Tasks to carry out
**A.** In the thread on writing a median function in R, which two functions does Answer 2 use in place of testing for evenness?
**B.** Continue the thread on writing a median function in R from the point where it stops.

Extract

....

Writing a median function in R

Question

I have been tasked to write my own median function in R, without using the built-in median function. If the numbers are odd; calculate the two middle values, as is usual concerning the median value. Something i probably could do in Java, but I struggle with some of the syntax in

R Code:

list1 <- c(7, 24, 9, 42, 12, 88, 91, 131, 47, 71)

sorted=list1[order(list1)]
sorted
n = length(sorted)
n
if(n%2==0) # problem here, implementing mod() and the rest of logic.

Answer 1

A short function that does the trick:

my_median <- function(x){
   # Order Vector ascending
   x <- sort(x)
   # For even lenght average the value of the surrounding numbers
   if((length(x) %% 2) == 0){
    return((x[length(x)/2] + x[length(x)/2 + 1]) / 2)
   }
   # For uneven lenght just take the value thats right in the center
   else{
     return(x[(length(x)/2) + 0.5])
   }
}

Check to see if it returns desired outcomes:

my_median(list1) 
44.5
median(list1)
44.5
#
list2 <- c(1,4,5,90,18)
my_median(list2)
5
median(list2)
5

Answer 2

You don't need to test for evenness, you can just create a sequence from half the length plus one, using floor and ceiling as appriopriate:

x <- rnorm(100)
y <- rnorm(101)

my_median <- function(x)
{
mid <- seq(floor((length(x)+1)/2),ceiling((length(x)+1)/2))

....

Data lines
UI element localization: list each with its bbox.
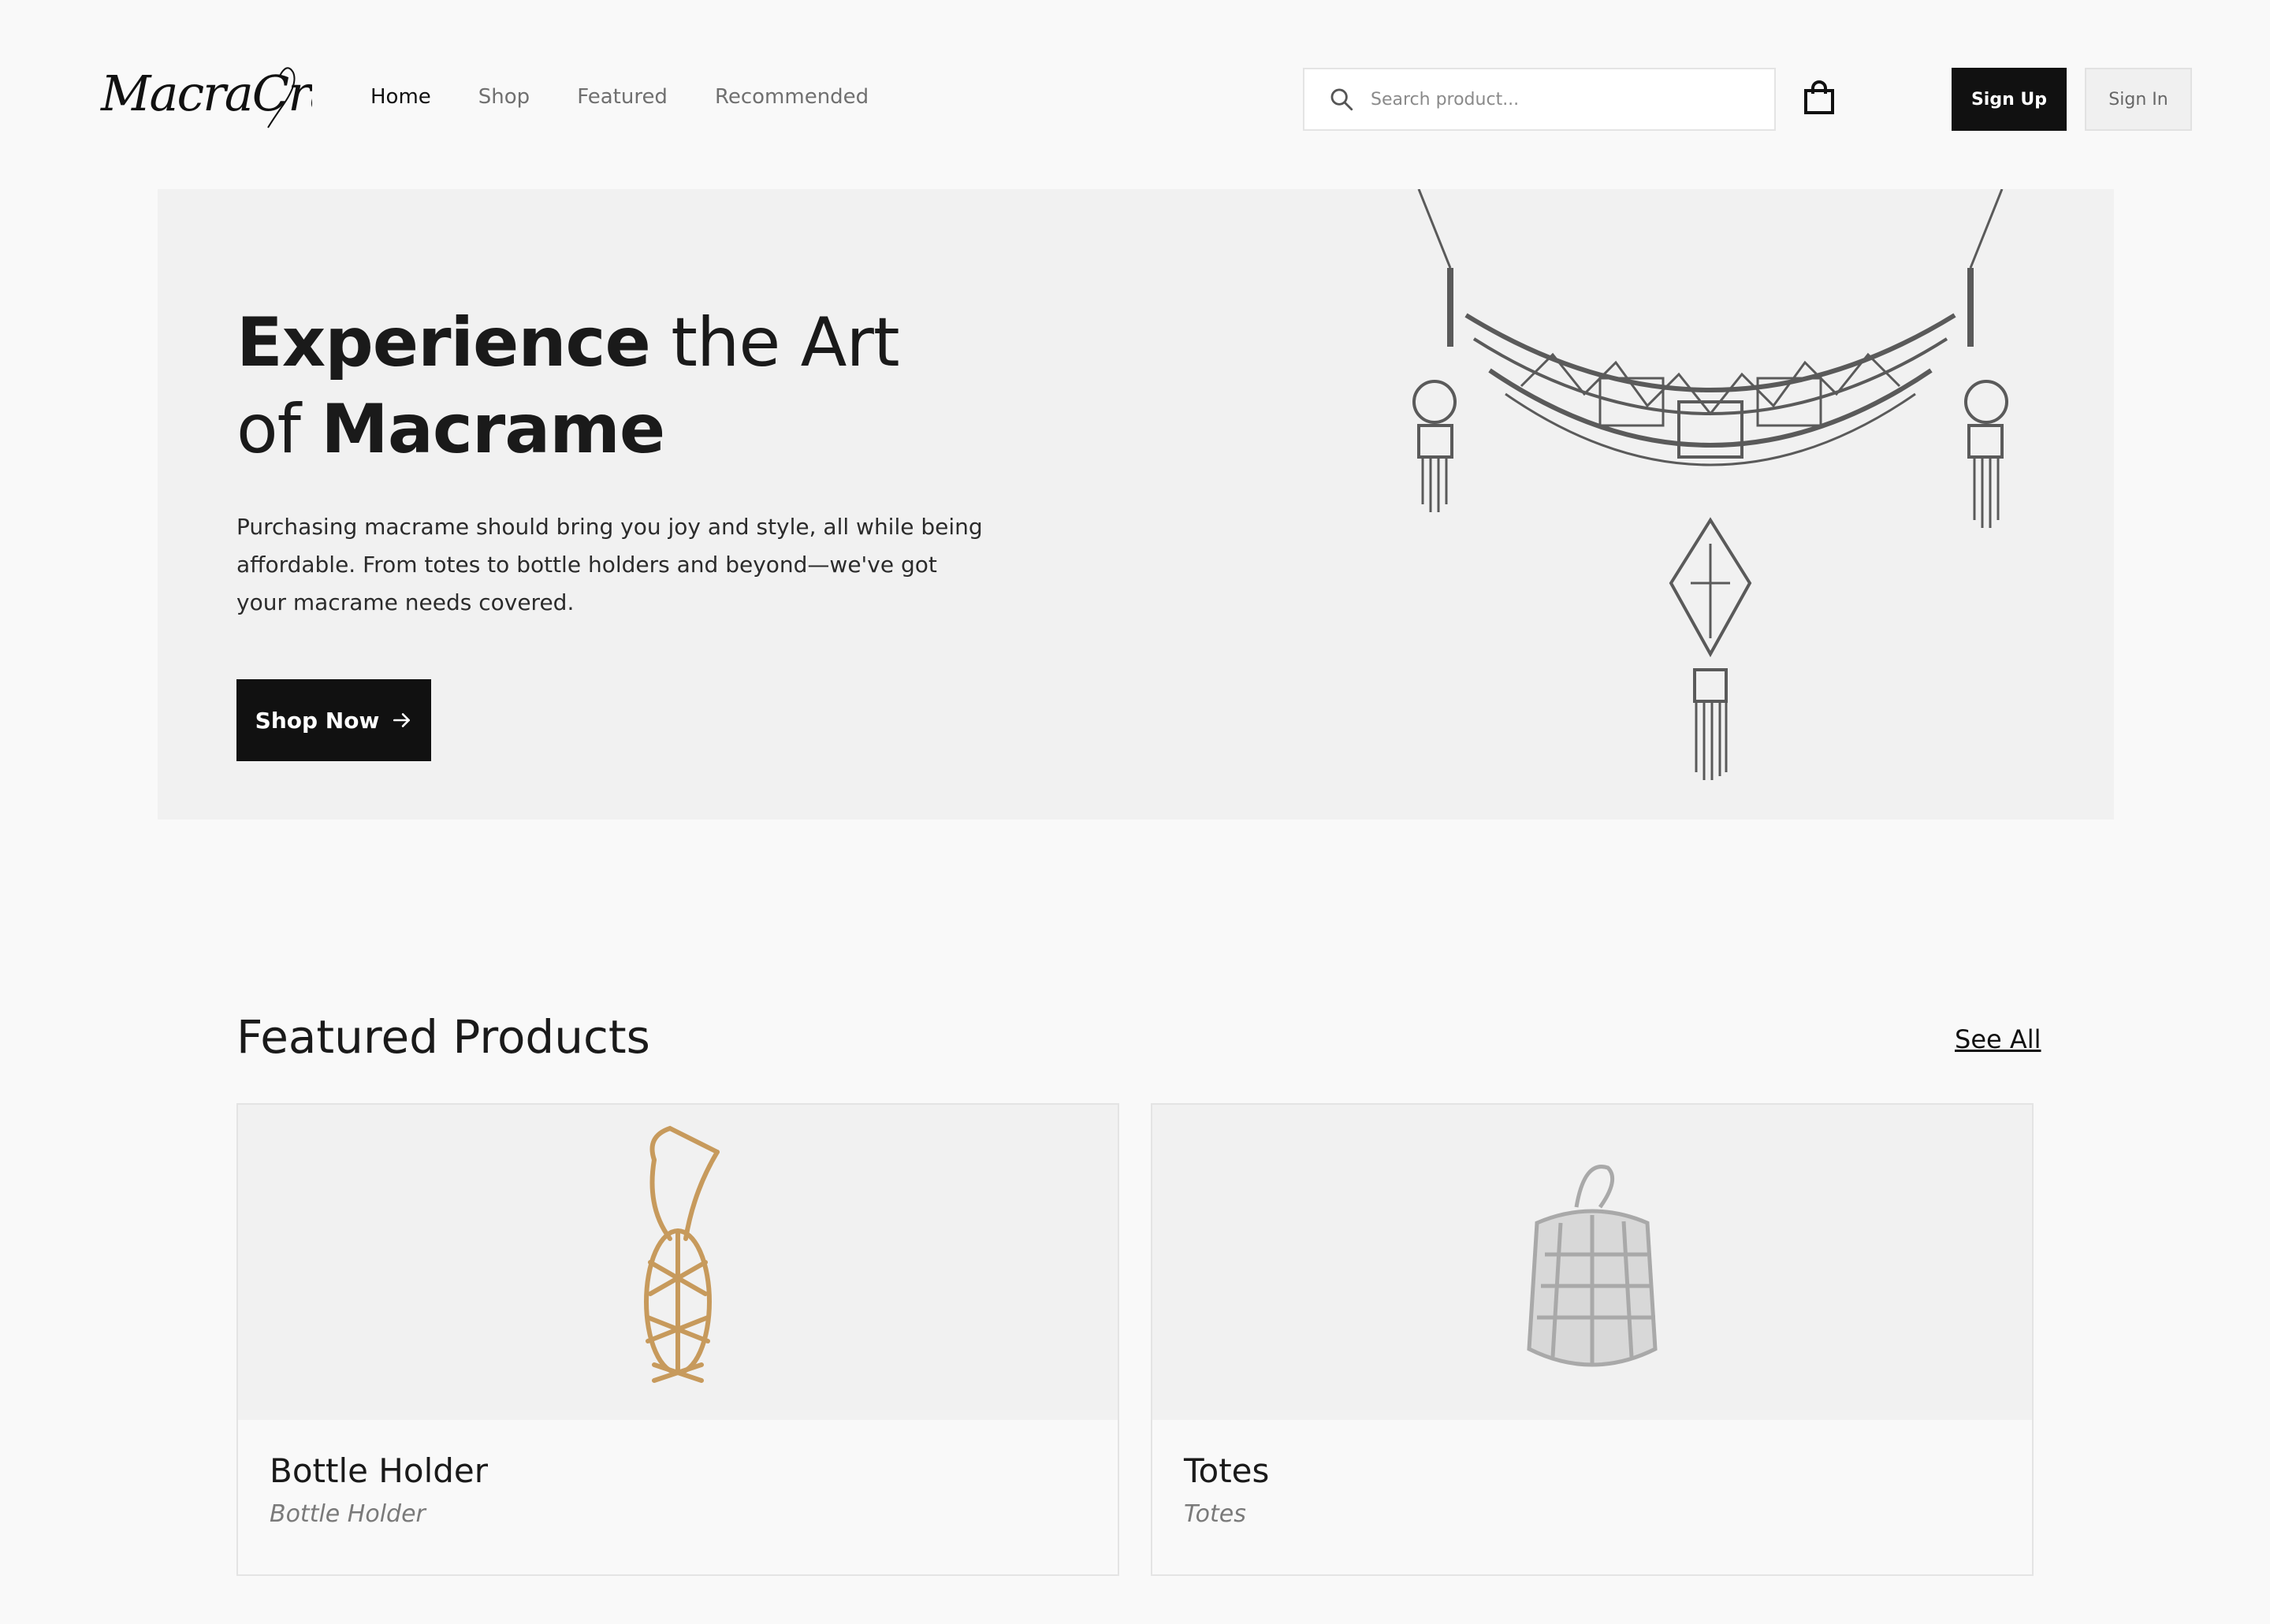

....

Responses in order
**A.** floor and ceiling

**B.**
mean(sort(x)[mid])
}

my_median(x)
[1] 0.1682606
median(x)
[1] 0.1682606
my_median(y)
[1] 0.2473015
median(y)
[1] 0.2473015

Answer 3

Here is a self-written function mymedian:

mymedian <- function(lst) {
  n <- length(lst)
  s <- sort(lst)
  ifelse(n%%2==1,s[(n+1)/2],mean(s[n/2+0:1]))
}

Example

list1 <- c(7, 24, 9, 42, 12, 88, 91, 131, 47, 71)
list2 <- c(7, 24, 9, 42, 12, 88, 91, 131, 47)
mymedian(list1)
mymedian(list2)

such that

> mymedian(list1)
[1] 44.5

> mymedian(list2)
[1] 42

Answer 4

I believe this should get you the median you're looking for:

homemade_median <- function(vec){
  sorted <- sort(vec)
  n <- length(sorted)
  if(n %% 2 == 0){
    mid <- sorted[c(floor(n/2),floor(n/2)+1)]
    med <- sum(mid)/2
  } else {
    med <- sorted[ceiling(n/2)]
  }
  med
}

homemade_median(list1)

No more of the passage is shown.